WHAT TO PRODUCE: Reproduce every entry in the listing without alteration.

EXTRACTED DATA:

──────

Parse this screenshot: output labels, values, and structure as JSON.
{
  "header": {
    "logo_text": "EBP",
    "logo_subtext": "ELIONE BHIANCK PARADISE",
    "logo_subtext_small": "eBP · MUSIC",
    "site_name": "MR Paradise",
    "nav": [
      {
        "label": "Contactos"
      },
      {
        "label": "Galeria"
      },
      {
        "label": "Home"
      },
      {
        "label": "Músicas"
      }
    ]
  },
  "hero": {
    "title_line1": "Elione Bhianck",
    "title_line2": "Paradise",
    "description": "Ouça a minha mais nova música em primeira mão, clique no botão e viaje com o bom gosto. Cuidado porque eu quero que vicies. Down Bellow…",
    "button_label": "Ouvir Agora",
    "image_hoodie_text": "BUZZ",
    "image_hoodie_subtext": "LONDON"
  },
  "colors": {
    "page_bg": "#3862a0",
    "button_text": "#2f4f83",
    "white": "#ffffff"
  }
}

──────

WRITTEN RESPONSE:
Parse this screenshot: output labels, values, and structure as JSON.
{
  "header": {
    "logo_text": "EBP",
    "logo_subtext": "ELIONE BHIANCK PARADISE",
    "logo_subtext_small": "eBP · MUSIC",
    "site_name": "MR Paradise",
    "nav": [
      {
        "label": "Contactos"
      },
      {
        "label": "Galeria"
      },
      {
        "label": "Home"
      },
      {
        "label": "Músicas"
      }
    ]
  },
  "hero": {
    "title_line1": "Elione Bhianck",
    "title_line2": "Paradise",
    "description": "Ouça a minha mais nova música em primeira mão, clique no botão e viaje com o bom gosto. Cuidado porque eu quero que vicies. Down Bellow…",
    "button_label": "Ouvir Agora",
    "image_hoodie_text": "BUZZ",
    "image_hoodie_subtext": "LONDON"
  },
  "colors": {
    "page_bg": "#3862a0",
    "button_text": "#2f4f83",
    "white": "#ffffff"
  }
}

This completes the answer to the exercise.